> _WHAT THIS TASK INVOLVES_
Quote the listing below in full and exactly as written, but omit every picture.
#####
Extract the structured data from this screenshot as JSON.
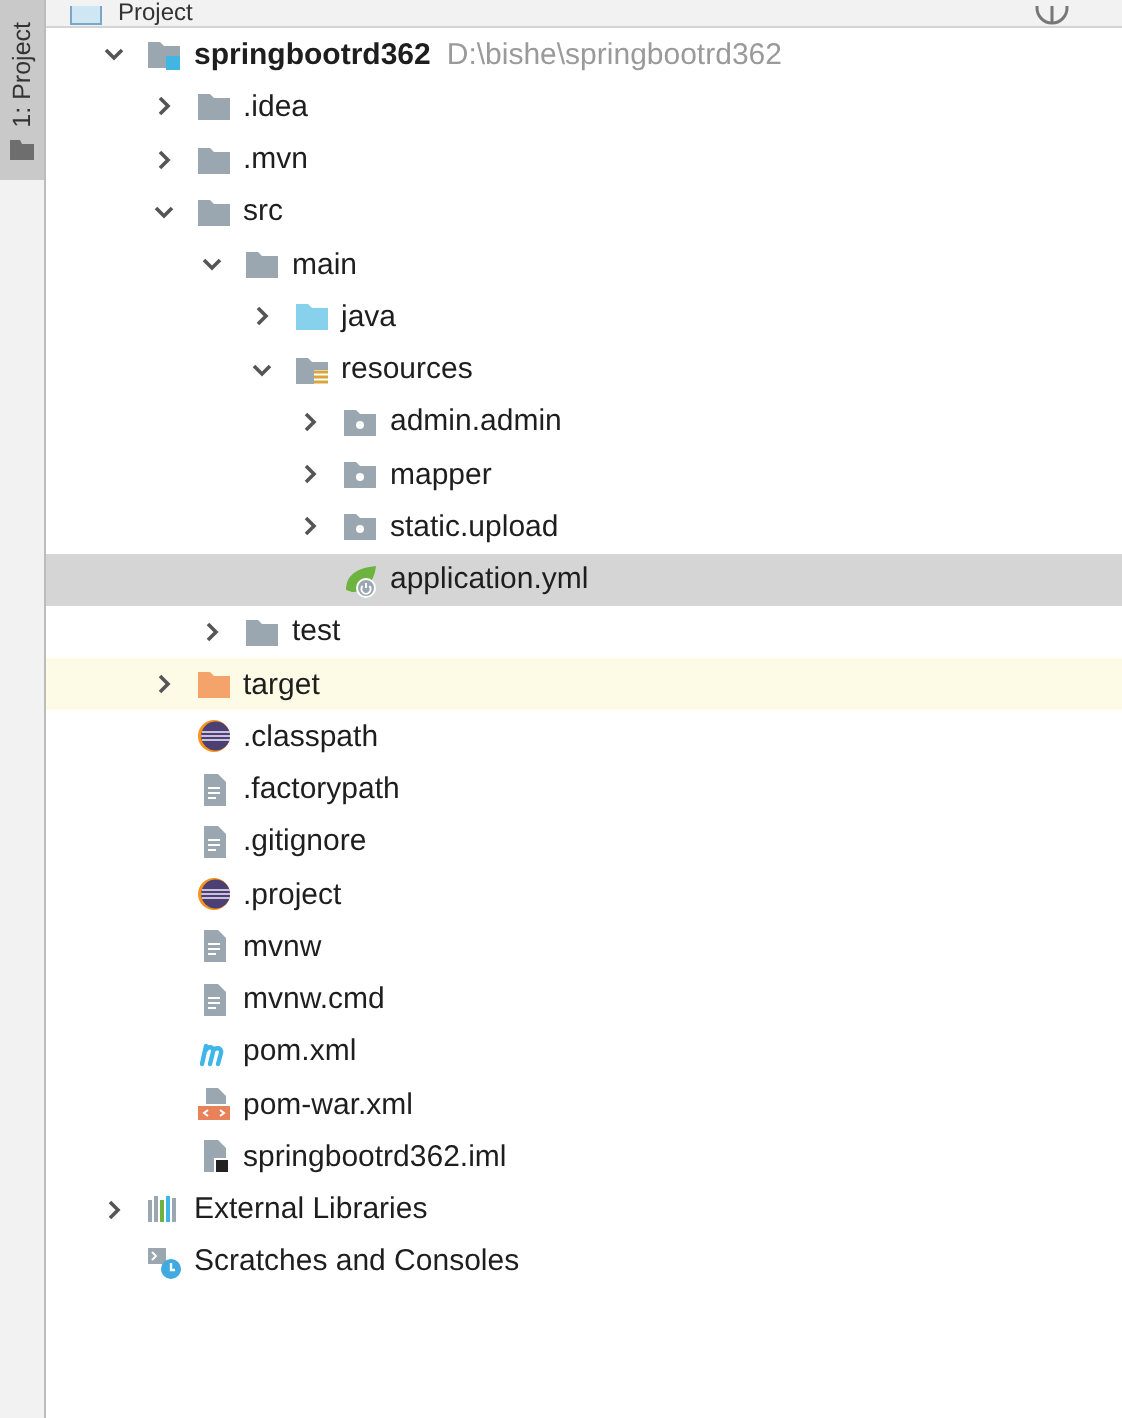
{
  "side_tab": {
    "label": "1: Project",
    "selected": true
  },
  "header": {
    "title": "Project"
  },
  "tree": [
    {
      "name": "springbootrd362",
      "path": "D:\\bishe\\springbootrd362",
      "kind": "module",
      "expanded": true,
      "selected": false,
      "children": [
        {
          "name": ".idea",
          "kind": "folder",
          "expanded": false,
          "selected": false
        },
        {
          "name": ".mvn",
          "kind": "folder",
          "expanded": false,
          "selected": false
        },
        {
          "name": "src",
          "kind": "folder",
          "expanded": true,
          "selected": false,
          "children": [
            {
              "name": "main",
              "kind": "folder",
              "expanded": true,
              "selected": false,
              "children": [
                {
                  "name": "java",
                  "kind": "source",
                  "expanded": false,
                  "selected": false
                },
                {
                  "name": "resources",
                  "kind": "resources",
                  "expanded": true,
                  "selected": false,
                  "children": [
                    {
                      "name": "admin.admin",
                      "kind": "package",
                      "expanded": false,
                      "selected": false
                    },
                    {
                      "name": "mapper",
                      "kind": "package",
                      "expanded": false,
                      "selected": false
                    },
                    {
                      "name": "static.upload",
                      "kind": "package",
                      "expanded": false,
                      "selected": false
                    },
                    {
                      "name": "application.yml",
                      "kind": "spring",
                      "selected": true
                    }
                  ]
                }
              ]
            },
            {
              "name": "test",
              "kind": "folder",
              "expanded": false,
              "selected": false
            }
          ]
        },
        {
          "name": "target",
          "kind": "excluded",
          "expanded": false,
          "selected": false
        },
        {
          "name": ".classpath",
          "kind": "eclipse",
          "selected": false
        },
        {
          "name": ".factorypath",
          "kind": "text",
          "selected": false
        },
        {
          "name": ".gitignore",
          "kind": "text",
          "selected": false
        },
        {
          "name": ".project",
          "kind": "eclipse",
          "selected": false
        },
        {
          "name": "mvnw",
          "kind": "text",
          "selected": false
        },
        {
          "name": "mvnw.cmd",
          "kind": "text",
          "selected": false
        },
        {
          "name": "pom.xml",
          "kind": "maven",
          "selected": false
        },
        {
          "name": "pom-war.xml",
          "kind": "xml",
          "selected": false
        },
        {
          "name": "springbootrd362.iml",
          "kind": "iml",
          "selected": false
        }
      ]
    },
    {
      "name": "External Libraries",
      "kind": "libraries",
      "expanded": false,
      "selected": false
    },
    {
      "name": "Scratches and Consoles",
      "kind": "scratches",
      "selected": false
    }
  ]
}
#####
> _COMPLETE OUTPUT_
Extract the structured data from this screenshot as JSON.
{
  "side_tab": {
    "label": "1: Project",
    "selected": true
  },
  "header": {
    "title": "Project"
  },
  "tree": [
    {
      "name": "springbootrd362",
      "path": "D:\\bishe\\springbootrd362",
      "kind": "module",
      "expanded": true,
      "selected": false,
      "children": [
        {
          "name": ".idea",
          "kind": "folder",
          "expanded": false,
          "selected": false
        },
        {
          "name": ".mvn",
          "kind": "folder",
          "expanded": false,
          "selected": false
        },
        {
          "name": "src",
          "kind": "folder",
          "expanded": true,
          "selected": false,
          "children": [
            {
              "name": "main",
              "kind": "folder",
              "expanded": true,
              "selected": false,
              "children": [
                {
                  "name": "java",
                  "kind": "source",
                  "expanded": false,
                  "selected": false
                },
                {
                  "name": "resources",
                  "kind": "resources",
                  "expanded": true,
                  "selected": false,
                  "children": [
                    {
                      "name": "admin.admin",
                      "kind": "package",
                      "expanded": false,
                      "selected": false
                    },
                    {
                      "name": "mapper",
                      "kind": "package",
                      "expanded": false,
                      "selected": false
                    },
                    {
                      "name": "static.upload",
                      "kind": "package",
                      "expanded": false,
                      "selected": false
                    },
                    {
                      "name": "application.yml",
                      "kind": "spring",
                      "selected": true
                    }
                  ]
                }
              ]
            },
            {
              "name": "test",
              "kind": "folder",
              "expanded": false,
              "selected": false
            }
          ]
        },
        {
          "name": "target",
          "kind": "excluded",
          "expanded": false,
          "selected": false
        },
        {
          "name": ".classpath",
          "kind": "eclipse",
          "selected": false
        },
        {
          "name": ".factorypath",
          "kind": "text",
          "selected": false
        },
        {
          "name": ".gitignore",
          "kind": "text",
          "selected": false
        },
        {
          "name": ".project",
          "kind": "eclipse",
          "selected": false
        },
        {
          "name": "mvnw",
          "kind": "text",
          "selected": false
        },
        {
          "name": "mvnw.cmd",
          "kind": "text",
          "selected": false
        },
        {
          "name": "pom.xml",
          "kind": "maven",
          "selected": false
        },
        {
          "name": "pom-war.xml",
          "kind": "xml",
          "selected": false
        },
        {
          "name": "springbootrd362.iml",
          "kind": "iml",
          "selected": false
        }
      ]
    },
    {
      "name": "External Libraries",
      "kind": "libraries",
      "expanded": false,
      "selected": false
    },
    {
      "name": "Scratches and Consoles",
      "kind": "scratches",
      "selected": false
    }
  ]
}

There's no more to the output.